# start of MATERIALS PROVIDED

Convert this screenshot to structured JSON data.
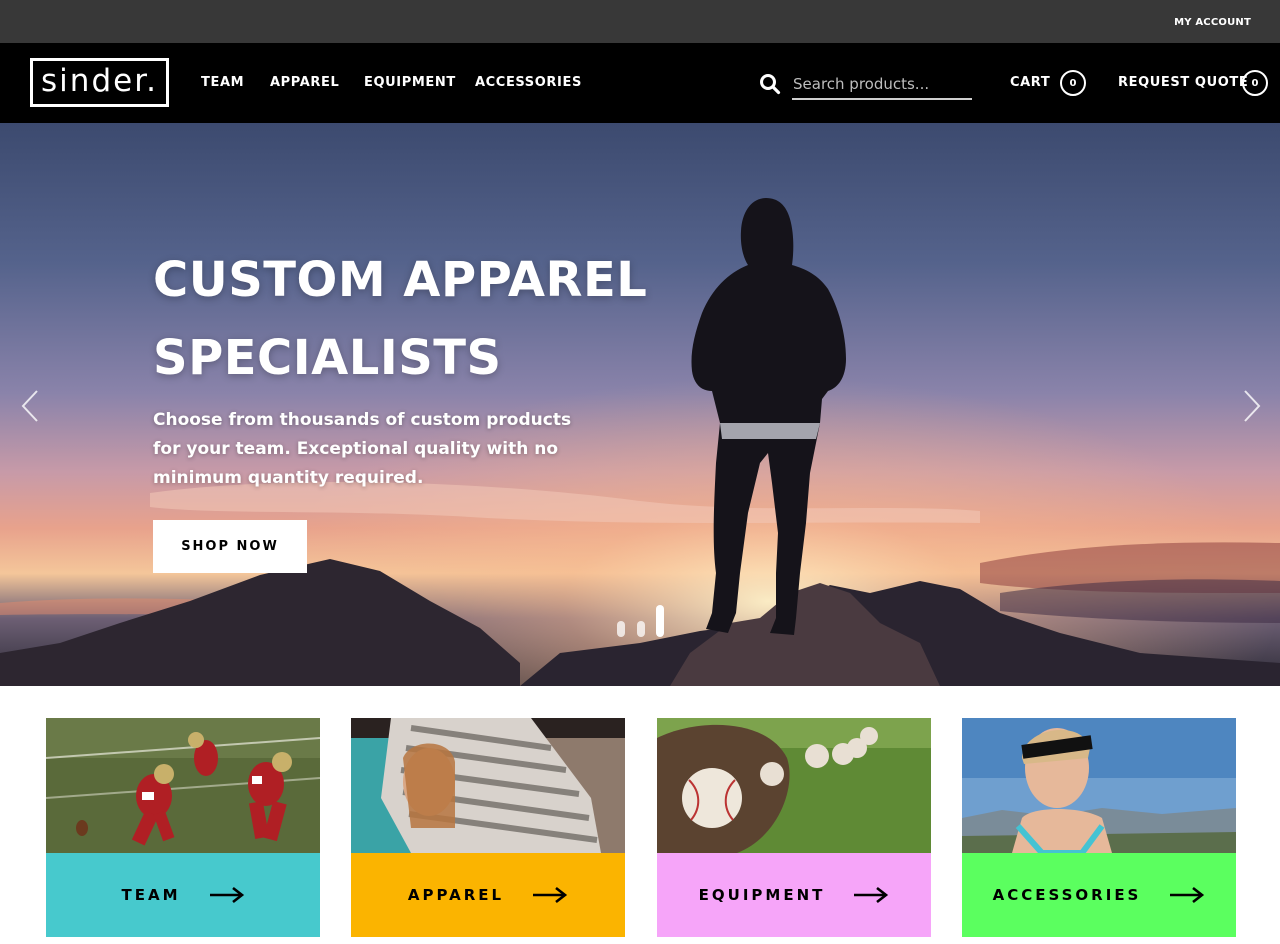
{
  "utility_bar": {
    "my_account": "MY ACCOUNT"
  },
  "header": {
    "logo": "sinder.",
    "nav": [
      {
        "label": "TEAM"
      },
      {
        "label": "APPAREL"
      },
      {
        "label": "EQUIPMENT"
      },
      {
        "label": "ACCESSORIES"
      }
    ],
    "search": {
      "placeholder": "Search products...",
      "value": "",
      "icon": "search-icon"
    },
    "cart": {
      "label": "CART",
      "count": "0"
    },
    "quote": {
      "label": "REQUEST QUOTE",
      "count": "0"
    }
  },
  "hero": {
    "title_line1": "CUSTOM APPAREL",
    "title_line2": "SPECIALISTS",
    "subtitle": "Choose from thousands of custom products for your team. Exceptional quality with no minimum quantity required.",
    "cta": "SHOP NOW",
    "slides": 3,
    "active_slide": 3,
    "prev_icon": "chevron-left-icon",
    "next_icon": "chevron-right-icon"
  },
  "categories": [
    {
      "label": "TEAM",
      "color": "#47c9cd",
      "image": "football-players-photo"
    },
    {
      "label": "APPAREL",
      "color": "#fbb400",
      "image": "striped-hoodie-photo"
    },
    {
      "label": "EQUIPMENT",
      "color": "#f6a5f9",
      "image": "baseball-glove-photo"
    },
    {
      "label": "ACCESSORIES",
      "color": "#5bff5f",
      "image": "headband-athlete-photo"
    }
  ],
  "colors": {
    "utility_bar": "#383838",
    "header": "#000000",
    "text_light": "#ffffff"
  }
}
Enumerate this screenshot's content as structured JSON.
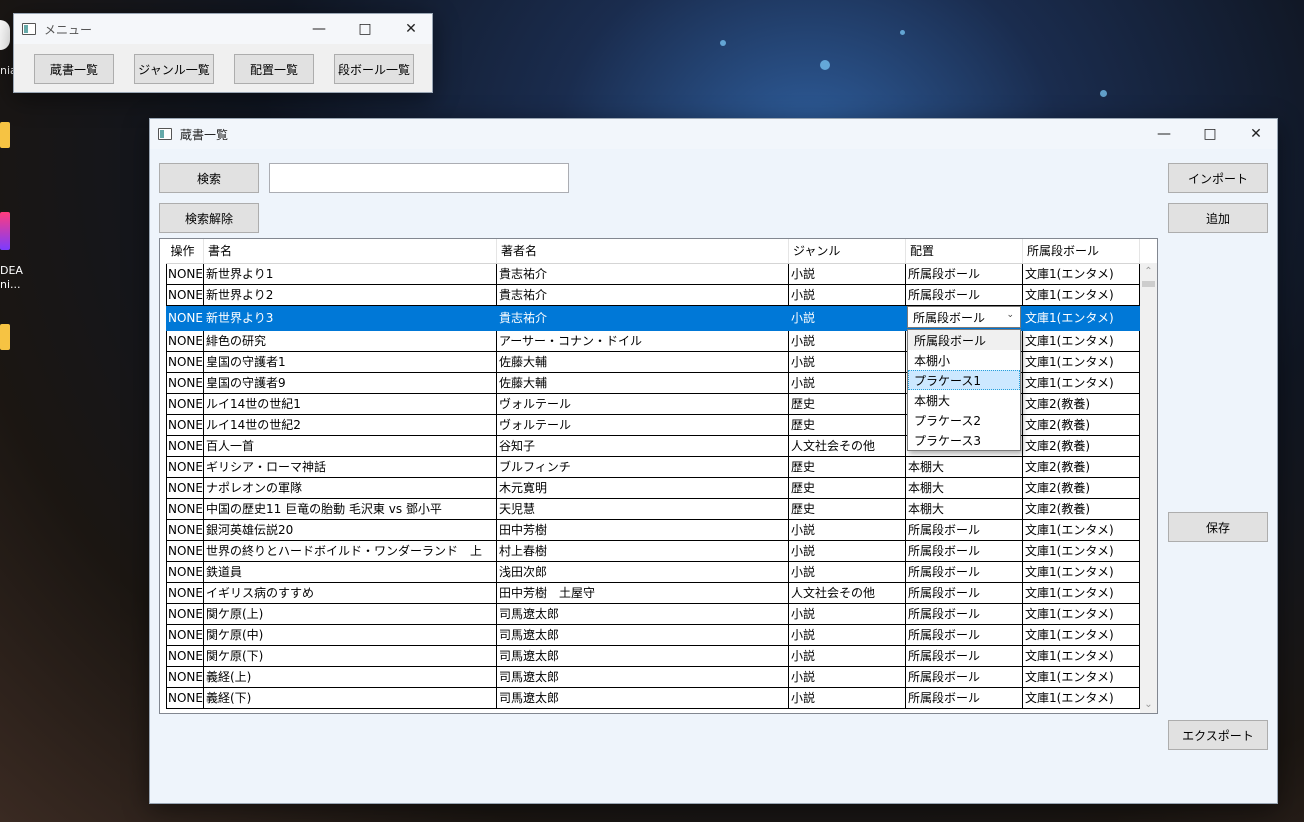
{
  "menu_window": {
    "title": "メニュー",
    "buttons": [
      "蔵書一覧",
      "ジャンル一覧",
      "配置一覧",
      "段ボール一覧"
    ]
  },
  "main_window": {
    "title": "蔵書一覧",
    "search_button": "検索",
    "clear_search_button": "検索解除",
    "search_value": "",
    "import_button": "インポート",
    "add_button": "追加",
    "save_button": "保存",
    "export_button": "エクスポート"
  },
  "desktop": {
    "labels": [
      "nia",
      "DEA",
      "ni..."
    ]
  },
  "grid": {
    "columns": [
      "操作",
      "書名",
      "著者名",
      "ジャンル",
      "配置",
      "所属段ボール"
    ],
    "selected_index": 2,
    "rows": [
      [
        "NONE",
        "新世界より1",
        "貴志祐介",
        "小説",
        "所属段ボール",
        "文庫1(エンタメ)"
      ],
      [
        "NONE",
        "新世界より2",
        "貴志祐介",
        "小説",
        "所属段ボール",
        "文庫1(エンタメ)"
      ],
      [
        "NONE",
        "新世界より3",
        "貴志祐介",
        "小説",
        "所属段ボール",
        "文庫1(エンタメ)"
      ],
      [
        "NONE",
        "緋色の研究",
        "アーサー・コナン・ドイル",
        "小説",
        "",
        "文庫1(エンタメ)"
      ],
      [
        "NONE",
        "皇国の守護者1",
        "佐藤大輔",
        "小説",
        "",
        "文庫1(エンタメ)"
      ],
      [
        "NONE",
        "皇国の守護者9",
        "佐藤大輔",
        "小説",
        "",
        "文庫1(エンタメ)"
      ],
      [
        "NONE",
        "ルイ14世の世紀1",
        "ヴォルテール",
        "歴史",
        "",
        "文庫2(教養)"
      ],
      [
        "NONE",
        "ルイ14世の世紀2",
        "ヴォルテール",
        "歴史",
        "",
        "文庫2(教養)"
      ],
      [
        "NONE",
        "百人一首",
        "谷知子",
        "人文社会その他",
        "",
        "文庫2(教養)"
      ],
      [
        "NONE",
        "ギリシア・ローマ神話",
        "ブルフィンチ",
        "歴史",
        "本棚大",
        "文庫2(教養)"
      ],
      [
        "NONE",
        "ナポレオンの軍隊",
        "木元寛明",
        "歴史",
        "本棚大",
        "文庫2(教養)"
      ],
      [
        "NONE",
        "中国の歴史11 巨竜の胎動 毛沢東 vs 鄧小平",
        "天児慧",
        "歴史",
        "本棚大",
        "文庫2(教養)"
      ],
      [
        "NONE",
        "銀河英雄伝説20",
        "田中芳樹",
        "小説",
        "所属段ボール",
        "文庫1(エンタメ)"
      ],
      [
        "NONE",
        "世界の終りとハードボイルド・ワンダーランド　上",
        "村上春樹",
        "小説",
        "所属段ボール",
        "文庫1(エンタメ)"
      ],
      [
        "NONE",
        "鉄道員",
        "浅田次郎",
        "小説",
        "所属段ボール",
        "文庫1(エンタメ)"
      ],
      [
        "NONE",
        "イギリス病のすすめ",
        "田中芳樹　土屋守",
        "人文社会その他",
        "所属段ボール",
        "文庫1(エンタメ)"
      ],
      [
        "NONE",
        "関ケ原(上)",
        "司馬遼太郎",
        "小説",
        "所属段ボール",
        "文庫1(エンタメ)"
      ],
      [
        "NONE",
        "関ケ原(中)",
        "司馬遼太郎",
        "小説",
        "所属段ボール",
        "文庫1(エンタメ)"
      ],
      [
        "NONE",
        "関ケ原(下)",
        "司馬遼太郎",
        "小説",
        "所属段ボール",
        "文庫1(エンタメ)"
      ],
      [
        "NONE",
        "義経(上)",
        "司馬遼太郎",
        "小説",
        "所属段ボール",
        "文庫1(エンタメ)"
      ],
      [
        "NONE",
        "義経(下)",
        "司馬遼太郎",
        "小説",
        "所属段ボール",
        "文庫1(エンタメ)"
      ]
    ]
  },
  "combo": {
    "value": "所属段ボール",
    "options": [
      "所属段ボール",
      "本棚小",
      "プラケース1",
      "本棚大",
      "プラケース2",
      "プラケース3"
    ],
    "highlighted_index": 2
  }
}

# end of MATERIALS PROVIDED

> _WORK REQUIRED_
Output the records above exactly as they are, leaving out the pictures.

> _SOLUTION FOR THIS EXERCISE_
Convert this screenshot to structured JSON data.
{
  "utility_bar": {
    "my_account": "MY ACCOUNT"
  },
  "header": {
    "logo": "sinder.",
    "nav": [
      {
        "label": "TEAM"
      },
      {
        "label": "APPAREL"
      },
      {
        "label": "EQUIPMENT"
      },
      {
        "label": "ACCESSORIES"
      }
    ],
    "search": {
      "placeholder": "Search products...",
      "value": "",
      "icon": "search-icon"
    },
    "cart": {
      "label": "CART",
      "count": "0"
    },
    "quote": {
      "label": "REQUEST QUOTE",
      "count": "0"
    }
  },
  "hero": {
    "title_line1": "CUSTOM APPAREL",
    "title_line2": "SPECIALISTS",
    "subtitle": "Choose from thousands of custom products for your team. Exceptional quality with no minimum quantity required.",
    "cta": "SHOP NOW",
    "slides": 3,
    "active_slide": 3,
    "prev_icon": "chevron-left-icon",
    "next_icon": "chevron-right-icon"
  },
  "categories": [
    {
      "label": "TEAM",
      "color": "#47c9cd",
      "image": "football-players-photo"
    },
    {
      "label": "APPAREL",
      "color": "#fbb400",
      "image": "striped-hoodie-photo"
    },
    {
      "label": "EQUIPMENT",
      "color": "#f6a5f9",
      "image": "baseball-glove-photo"
    },
    {
      "label": "ACCESSORIES",
      "color": "#5bff5f",
      "image": "headband-athlete-photo"
    }
  ],
  "colors": {
    "utility_bar": "#383838",
    "header": "#000000",
    "text_light": "#ffffff"
  }
}
Enumerate this screenshot's content as structured JSON.
{
  "menu_window": {
    "title": "メニュー",
    "buttons": [
      "蔵書一覧",
      "ジャンル一覧",
      "配置一覧",
      "段ボール一覧"
    ]
  },
  "main_window": {
    "title": "蔵書一覧",
    "search_button": "検索",
    "clear_search_button": "検索解除",
    "search_value": "",
    "import_button": "インポート",
    "add_button": "追加",
    "save_button": "保存",
    "export_button": "エクスポート"
  },
  "desktop": {
    "labels": [
      "nia",
      "DEA",
      "ni..."
    ]
  },
  "grid": {
    "columns": [
      "操作",
      "書名",
      "著者名",
      "ジャンル",
      "配置",
      "所属段ボール"
    ],
    "selected_index": 2,
    "rows": [
      [
        "NONE",
        "新世界より1",
        "貴志祐介",
        "小説",
        "所属段ボール",
        "文庫1(エンタメ)"
      ],
      [
        "NONE",
        "新世界より2",
        "貴志祐介",
        "小説",
        "所属段ボール",
        "文庫1(エンタメ)"
      ],
      [
        "NONE",
        "新世界より3",
        "貴志祐介",
        "小説",
        "所属段ボール",
        "文庫1(エンタメ)"
      ],
      [
        "NONE",
        "緋色の研究",
        "アーサー・コナン・ドイル",
        "小説",
        "",
        "文庫1(エンタメ)"
      ],
      [
        "NONE",
        "皇国の守護者1",
        "佐藤大輔",
        "小説",
        "",
        "文庫1(エンタメ)"
      ],
      [
        "NONE",
        "皇国の守護者9",
        "佐藤大輔",
        "小説",
        "",
        "文庫1(エンタメ)"
      ],
      [
        "NONE",
        "ルイ14世の世紀1",
        "ヴォルテール",
        "歴史",
        "",
        "文庫2(教養)"
      ],
      [
        "NONE",
        "ルイ14世の世紀2",
        "ヴォルテール",
        "歴史",
        "",
        "文庫2(教養)"
      ],
      [
        "NONE",
        "百人一首",
        "谷知子",
        "人文社会その他",
        "",
        "文庫2(教養)"
      ],
      [
        "NONE",
        "ギリシア・ローマ神話",
        "ブルフィンチ",
        "歴史",
        "本棚大",
        "文庫2(教養)"
      ],
      [
        "NONE",
        "ナポレオンの軍隊",
        "木元寛明",
        "歴史",
        "本棚大",
        "文庫2(教養)"
      ],
      [
        "NONE",
        "中国の歴史11 巨竜の胎動 毛沢東 vs 鄧小平",
        "天児慧",
        "歴史",
        "本棚大",
        "文庫2(教養)"
      ],
      [
        "NONE",
        "銀河英雄伝説20",
        "田中芳樹",
        "小説",
        "所属段ボール",
        "文庫1(エンタメ)"
      ],
      [
        "NONE",
        "世界の終りとハードボイルド・ワンダーランド　上",
        "村上春樹",
        "小説",
        "所属段ボール",
        "文庫1(エンタメ)"
      ],
      [
        "NONE",
        "鉄道員",
        "浅田次郎",
        "小説",
        "所属段ボール",
        "文庫1(エンタメ)"
      ],
      [
        "NONE",
        "イギリス病のすすめ",
        "田中芳樹　土屋守",
        "人文社会その他",
        "所属段ボール",
        "文庫1(エンタメ)"
      ],
      [
        "NONE",
        "関ケ原(上)",
        "司馬遼太郎",
        "小説",
        "所属段ボール",
        "文庫1(エンタメ)"
      ],
      [
        "NONE",
        "関ケ原(中)",
        "司馬遼太郎",
        "小説",
        "所属段ボール",
        "文庫1(エンタメ)"
      ],
      [
        "NONE",
        "関ケ原(下)",
        "司馬遼太郎",
        "小説",
        "所属段ボール",
        "文庫1(エンタメ)"
      ],
      [
        "NONE",
        "義経(上)",
        "司馬遼太郎",
        "小説",
        "所属段ボール",
        "文庫1(エンタメ)"
      ],
      [
        "NONE",
        "義経(下)",
        "司馬遼太郎",
        "小説",
        "所属段ボール",
        "文庫1(エンタメ)"
      ]
    ]
  },
  "combo": {
    "value": "所属段ボール",
    "options": [
      "所属段ボール",
      "本棚小",
      "プラケース1",
      "本棚大",
      "プラケース2",
      "プラケース3"
    ],
    "highlighted_index": 2
  }
}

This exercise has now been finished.